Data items
━━━

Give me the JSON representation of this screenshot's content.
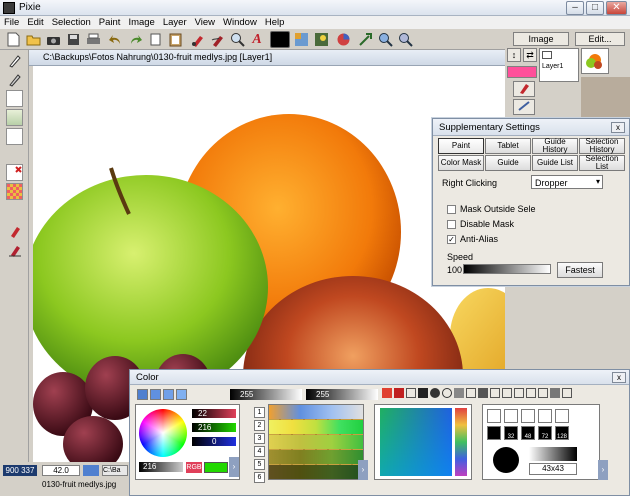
{
  "window": {
    "title": "Pixie",
    "minimize_glyph": "–",
    "maximize_glyph": "□",
    "close_glyph": "✕"
  },
  "menu": [
    "File",
    "Edit",
    "Selection",
    "Paint",
    "Image",
    "Layer",
    "View",
    "Window",
    "Help"
  ],
  "toolbar": {
    "icons": [
      "new-icon",
      "open-folder-icon",
      "camera-icon",
      "save-icon",
      "print-icon",
      "undo-icon",
      "redo-icon",
      "cut-icon",
      "paste-icon",
      "brush-icon",
      "smudge-icon",
      "zoom-icon",
      "text-icon",
      "color-swatch-icon",
      "pattern-icon",
      "effects-icon",
      "select-icon",
      "zoom-in-icon",
      "zoom-out-icon"
    ],
    "text_glyph": "A"
  },
  "document": {
    "title": "C:\\Backups\\Fotos Nahrung\\0130-fruit medlys.jpg [Layer1]"
  },
  "layers": {
    "image_button": "Image",
    "edit_button": "Edit...",
    "layer_name": "Layer1"
  },
  "supplementary": {
    "title": "Supplementary Settings",
    "tabs_row1": [
      "Paint",
      "Tablet",
      "Guide History",
      "Selection History"
    ],
    "tabs_row2": [
      "Color Mask",
      "Guide",
      "Guide List",
      "Selection List"
    ],
    "right_clicking_label": "Right Clicking",
    "right_clicking_value": "Dropper",
    "checkboxes": [
      {
        "label": "Mask Outside Sele",
        "checked": false
      },
      {
        "label": "Disable Mask",
        "checked": false
      },
      {
        "label": "Anti-Alias",
        "checked": true
      }
    ],
    "speed_label": "Speed",
    "speed_value": "100",
    "fastest_button": "Fastest",
    "close_glyph": "x"
  },
  "color": {
    "title": "Color",
    "top_value_1": "255",
    "top_value_2": "255",
    "rgb_values": [
      "22",
      "216",
      "0"
    ],
    "alpha_value": "216",
    "rgb_label": "RGB",
    "palette_tabs": [
      "1",
      "2",
      "3",
      "4",
      "5",
      "6"
    ],
    "brush_sizes": [
      "32",
      "48",
      "72",
      "128"
    ],
    "brush_dimension": "43x43",
    "close_glyph": "x"
  },
  "status": {
    "coords": "900 337",
    "zoom": "42.0",
    "filename": "0130-fruit medlys.jpg",
    "tab_label": "C:\\Ba"
  },
  "colors": {
    "accent_red": "#e0405a",
    "accent_green": "#22d800",
    "pink_swatch": "#ff4f9a"
  }
}
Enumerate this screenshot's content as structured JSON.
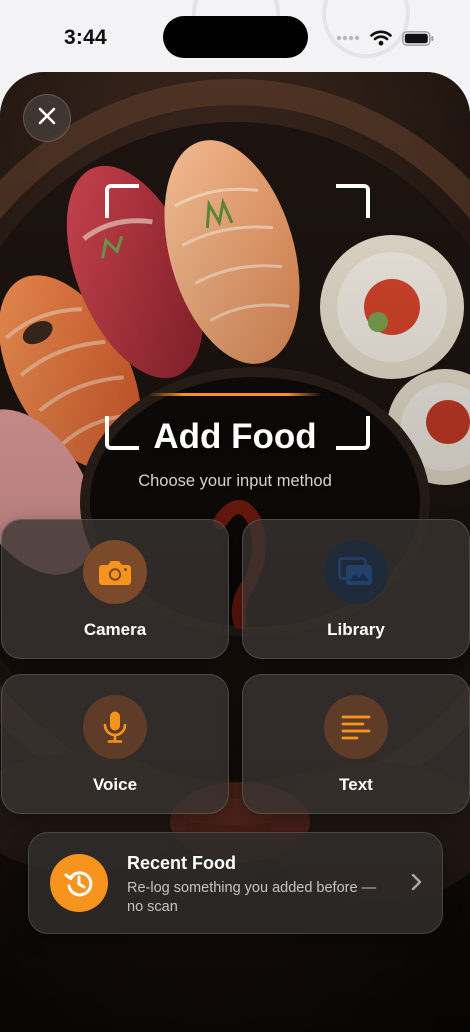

━━━

*WHAT IS BEING ASKED:*
Each line of the data should be quoted exactly, with pictures left out.

*CORRECT RESULT:*
Give me the JSON representation of this screenshot's content.
{
  "window": {
    "title": "Pixie",
    "minimize_glyph": "–",
    "maximize_glyph": "□",
    "close_glyph": "✕"
  },
  "menu": [
    "File",
    "Edit",
    "Selection",
    "Paint",
    "Image",
    "Layer",
    "View",
    "Window",
    "Help"
  ],
  "toolbar": {
    "icons": [
      "new-icon",
      "open-folder-icon",
      "camera-icon",
      "save-icon",
      "print-icon",
      "undo-icon",
      "redo-icon",
      "cut-icon",
      "paste-icon",
      "brush-icon",
      "smudge-icon",
      "zoom-icon",
      "text-icon",
      "color-swatch-icon",
      "pattern-icon",
      "effects-icon",
      "select-icon",
      "zoom-in-icon",
      "zoom-out-icon"
    ],
    "text_glyph": "A"
  },
  "document": {
    "title": "C:\\Backups\\Fotos Nahrung\\0130-fruit medlys.jpg [Layer1]"
  },
  "layers": {
    "image_button": "Image",
    "edit_button": "Edit...",
    "layer_name": "Layer1"
  },
  "supplementary": {
    "title": "Supplementary Settings",
    "tabs_row1": [
      "Paint",
      "Tablet",
      "Guide History",
      "Selection History"
    ],
    "tabs_row2": [
      "Color Mask",
      "Guide",
      "Guide List",
      "Selection List"
    ],
    "right_clicking_label": "Right Clicking",
    "right_clicking_value": "Dropper",
    "checkboxes": [
      {
        "label": "Mask Outside Sele",
        "checked": false
      },
      {
        "label": "Disable Mask",
        "checked": false
      },
      {
        "label": "Anti-Alias",
        "checked": true
      }
    ],
    "speed_label": "Speed",
    "speed_value": "100",
    "fastest_button": "Fastest",
    "close_glyph": "x"
  },
  "color": {
    "title": "Color",
    "top_value_1": "255",
    "top_value_2": "255",
    "rgb_values": [
      "22",
      "216",
      "0"
    ],
    "alpha_value": "216",
    "rgb_label": "RGB",
    "palette_tabs": [
      "1",
      "2",
      "3",
      "4",
      "5",
      "6"
    ],
    "brush_sizes": [
      "32",
      "48",
      "72",
      "128"
    ],
    "brush_dimension": "43x43",
    "close_glyph": "x"
  },
  "status": {
    "coords": "900 337",
    "zoom": "42.0",
    "filename": "0130-fruit medlys.jpg",
    "tab_label": "C:\\Ba"
  },
  "colors": {
    "accent_red": "#e0405a",
    "accent_green": "#22d800",
    "pink_swatch": "#ff4f9a"
  }
}
Enumerate this screenshot's content as structured JSON.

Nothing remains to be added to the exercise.